[Aim of the exercise]
Reproduce all the entries exactly and keep the pictures out.
=-=-=
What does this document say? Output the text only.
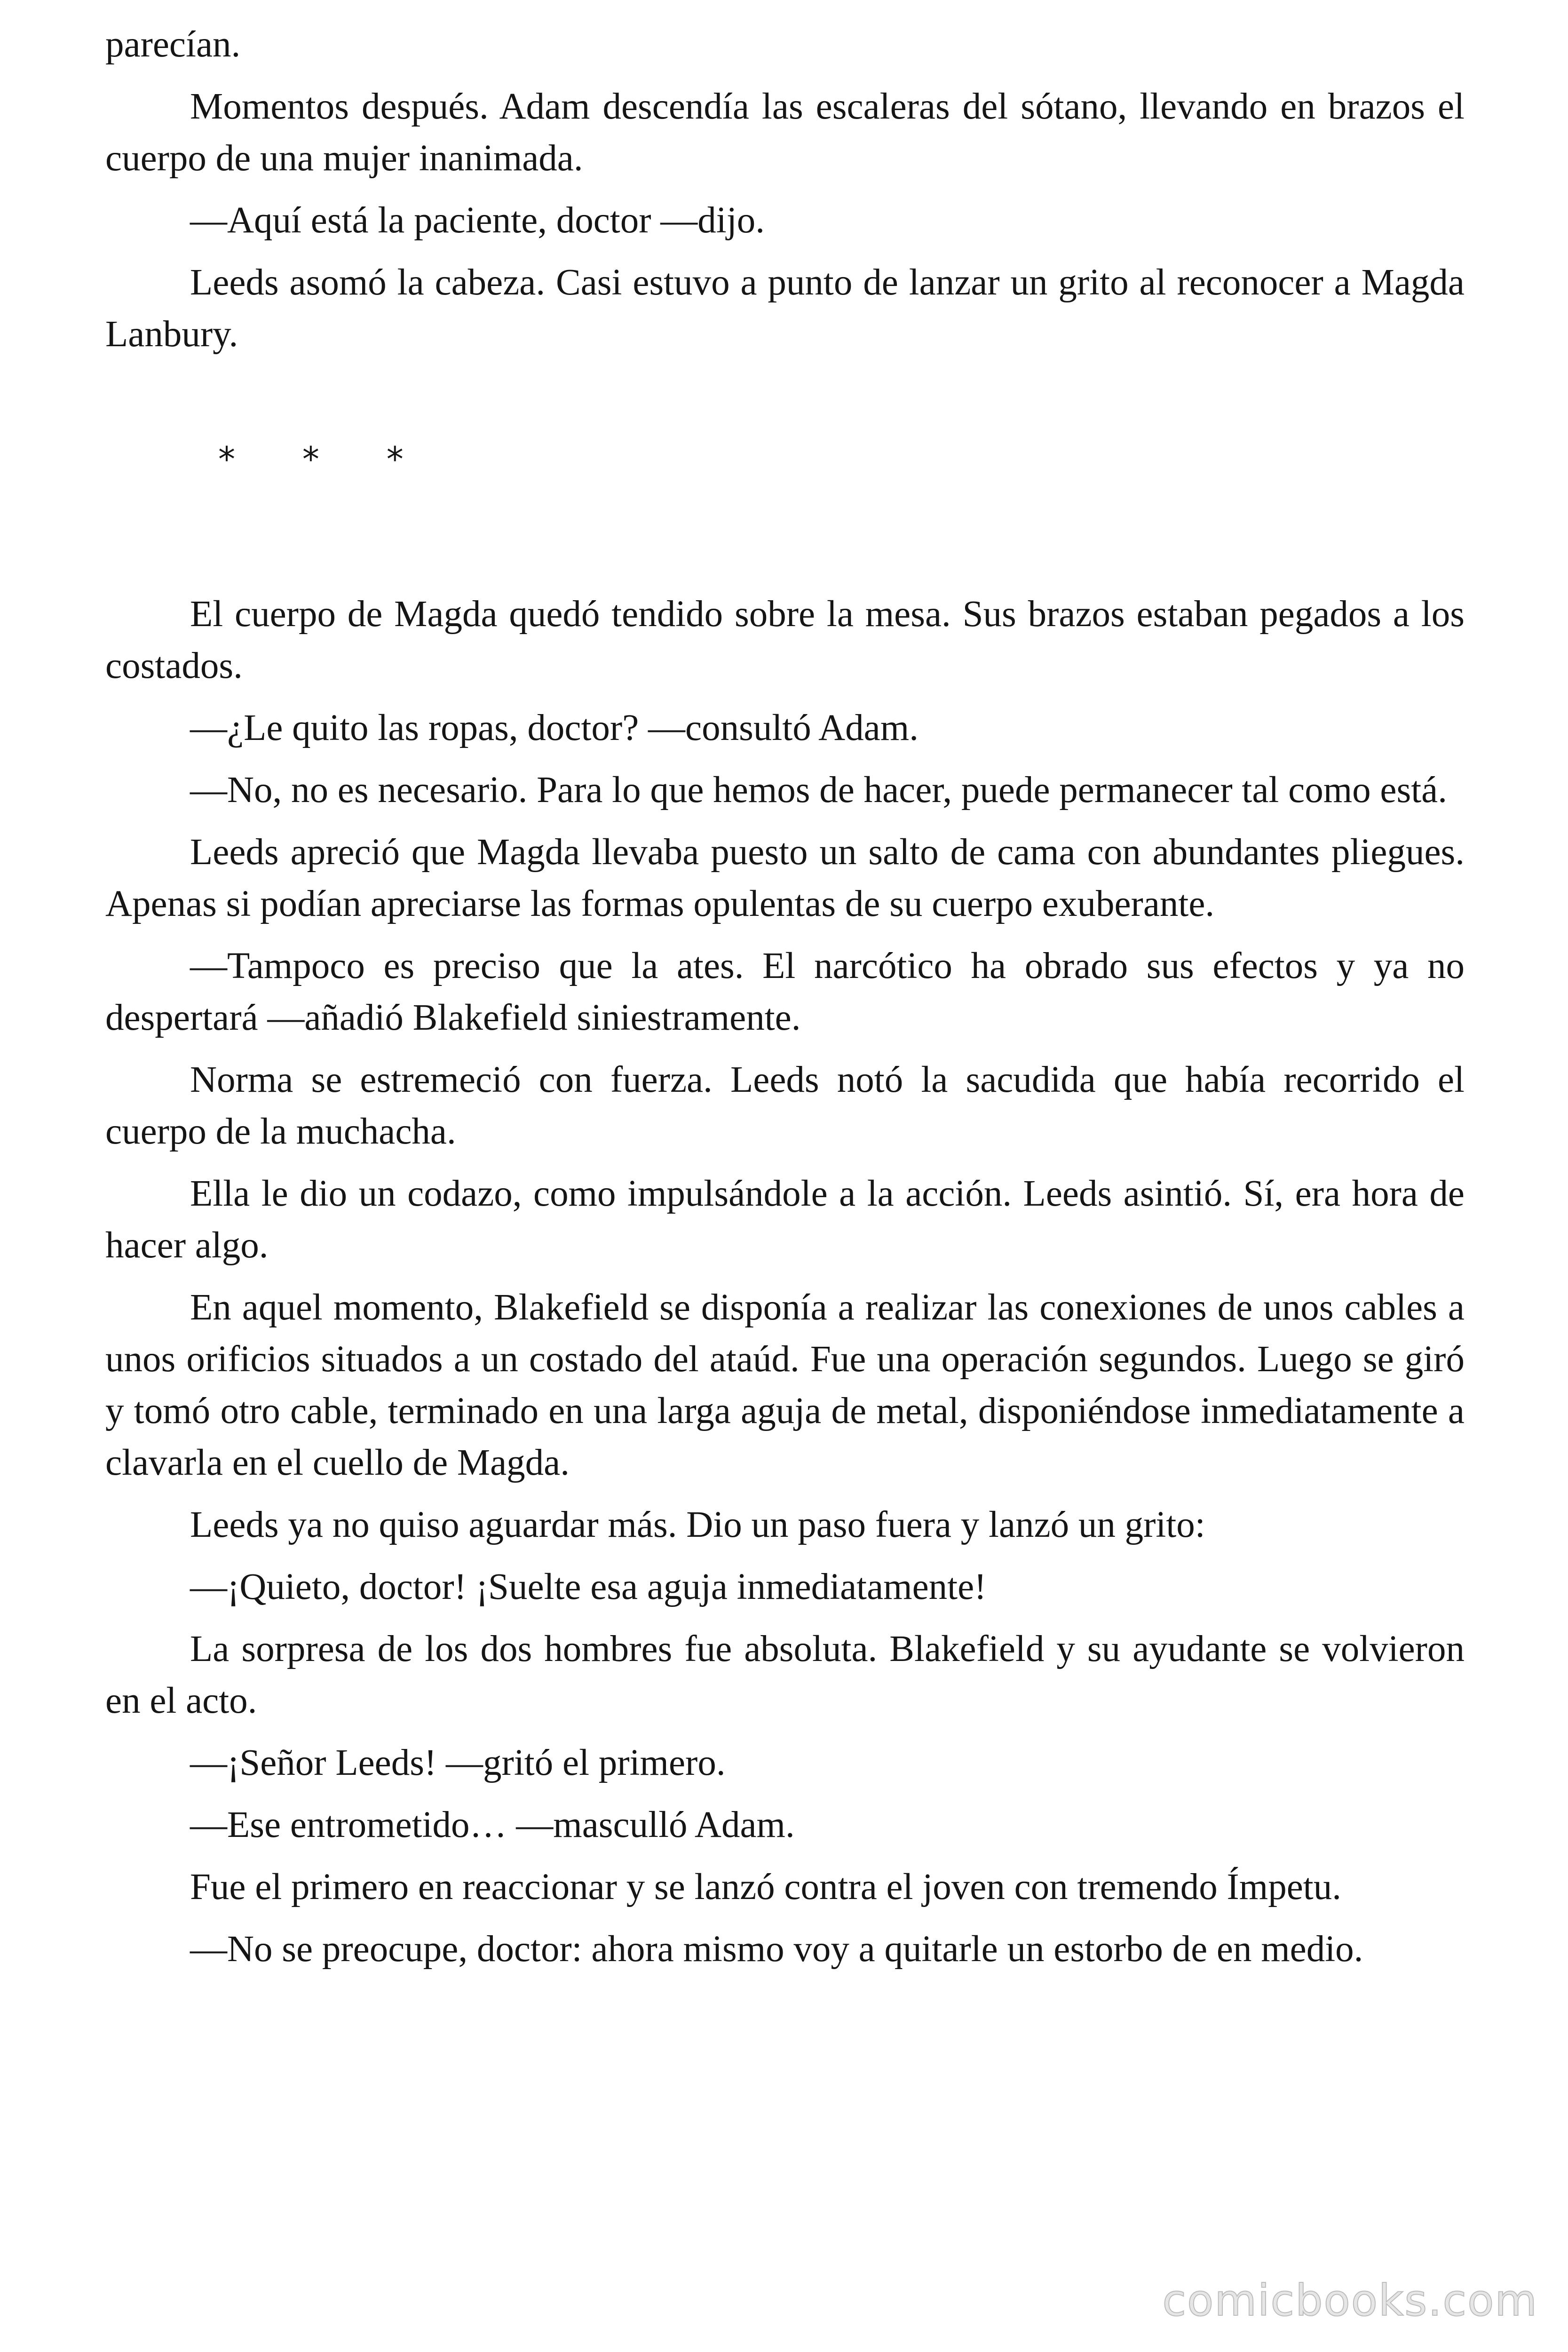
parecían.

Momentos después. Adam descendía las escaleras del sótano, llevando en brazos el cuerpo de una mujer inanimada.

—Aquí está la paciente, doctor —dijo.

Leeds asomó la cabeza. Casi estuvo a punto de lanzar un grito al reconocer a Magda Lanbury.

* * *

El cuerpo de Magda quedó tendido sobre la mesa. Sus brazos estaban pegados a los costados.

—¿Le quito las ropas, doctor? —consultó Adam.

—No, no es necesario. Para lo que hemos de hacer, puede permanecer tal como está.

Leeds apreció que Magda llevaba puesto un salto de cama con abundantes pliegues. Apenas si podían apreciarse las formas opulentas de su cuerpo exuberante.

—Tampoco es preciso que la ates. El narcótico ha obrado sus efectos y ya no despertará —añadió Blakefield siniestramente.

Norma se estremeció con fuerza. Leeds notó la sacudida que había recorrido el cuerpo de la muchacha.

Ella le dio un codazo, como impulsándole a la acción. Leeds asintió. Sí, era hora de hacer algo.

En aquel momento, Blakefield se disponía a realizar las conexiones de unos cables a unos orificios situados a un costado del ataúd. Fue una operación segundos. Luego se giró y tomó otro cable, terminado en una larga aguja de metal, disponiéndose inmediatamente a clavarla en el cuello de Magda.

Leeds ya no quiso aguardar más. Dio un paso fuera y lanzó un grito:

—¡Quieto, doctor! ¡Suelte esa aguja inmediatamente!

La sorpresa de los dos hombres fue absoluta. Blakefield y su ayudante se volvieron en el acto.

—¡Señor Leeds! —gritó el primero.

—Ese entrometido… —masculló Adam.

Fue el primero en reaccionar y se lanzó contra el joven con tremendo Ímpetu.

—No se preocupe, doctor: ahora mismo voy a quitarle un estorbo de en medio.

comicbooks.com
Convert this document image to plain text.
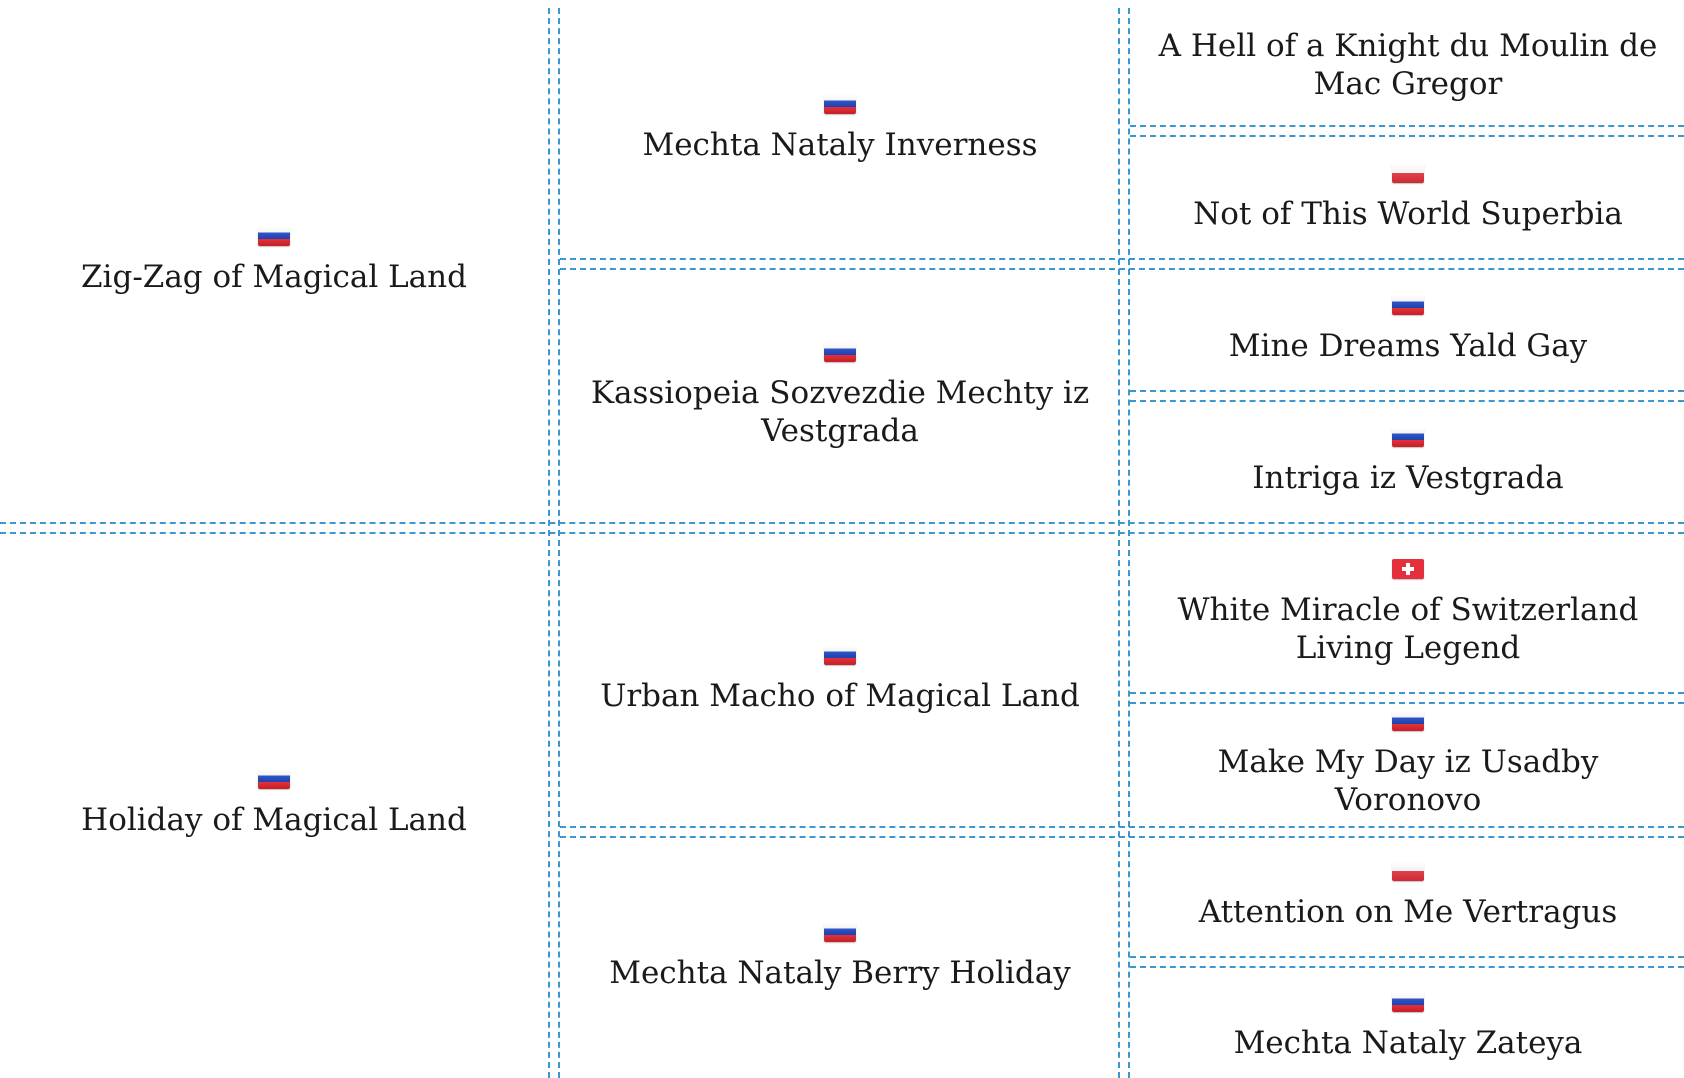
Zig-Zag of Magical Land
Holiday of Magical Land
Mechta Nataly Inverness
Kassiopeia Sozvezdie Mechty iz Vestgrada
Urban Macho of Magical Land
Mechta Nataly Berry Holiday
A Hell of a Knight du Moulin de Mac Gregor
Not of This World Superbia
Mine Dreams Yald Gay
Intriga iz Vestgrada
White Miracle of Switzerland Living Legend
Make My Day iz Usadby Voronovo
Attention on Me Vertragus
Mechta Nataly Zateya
=-=-=
[Task solution]
What does this document say? Output the text only.
parecían.

Momentos después. Adam descendía las escaleras del sótano, llevando en brazos el cuerpo de una mujer inanimada.

—Aquí está la paciente, doctor —dijo.

Leeds asomó la cabeza. Casi estuvo a punto de lanzar un grito al reconocer a Magda Lanbury.

* * *

El cuerpo de Magda quedó tendido sobre la mesa. Sus brazos estaban pegados a los costados.

—¿Le quito las ropas, doctor? —consultó Adam.

—No, no es necesario. Para lo que hemos de hacer, puede permanecer tal como está.

Leeds apreció que Magda llevaba puesto un salto de cama con abundantes pliegues. Apenas si podían apreciarse las formas opulentas de su cuerpo exuberante.

—Tampoco es preciso que la ates. El narcótico ha obrado sus efectos y ya no despertará —añadió Blakefield siniestramente.

Norma se estremeció con fuerza. Leeds notó la sacudida que había recorrido el cuerpo de la muchacha.

Ella le dio un codazo, como impulsándole a la acción. Leeds asintió. Sí, era hora de hacer algo.

En aquel momento, Blakefield se disponía a realizar las conexiones de unos cables a unos orificios situados a un costado del ataúd. Fue una operación segundos. Luego se giró y tomó otro cable, terminado en una larga aguja de metal, disponiéndose inmediatamente a clavarla en el cuello de Magda.

Leeds ya no quiso aguardar más. Dio un paso fuera y lanzó un grito:

—¡Quieto, doctor! ¡Suelte esa aguja inmediatamente!

La sorpresa de los dos hombres fue absoluta. Blakefield y su ayudante se volvieron en el acto.

—¡Señor Leeds! —gritó el primero.

—Ese entrometido… —masculló Adam.

Fue el primero en reaccionar y se lanzó contra el joven con tremendo Ímpetu.

—No se preocupe, doctor: ahora mismo voy a quitarle un estorbo de en medio.

comicbooks.com
Convert this document image to plain text.
Zig-Zag of Magical Land
Holiday of Magical Land
Mechta Nataly Inverness
Kassiopeia Sozvezdie Mechty iz Vestgrada
Urban Macho of Magical Land
Mechta Nataly Berry Holiday
A Hell of a Knight du Moulin de Mac Gregor
Not of This World Superbia
Mine Dreams Yald Gay
Intriga iz Vestgrada
White Miracle of Switzerland Living Legend
Make My Day iz Usadby Voronovo
Attention on Me Vertragus
Mechta Nataly Zateya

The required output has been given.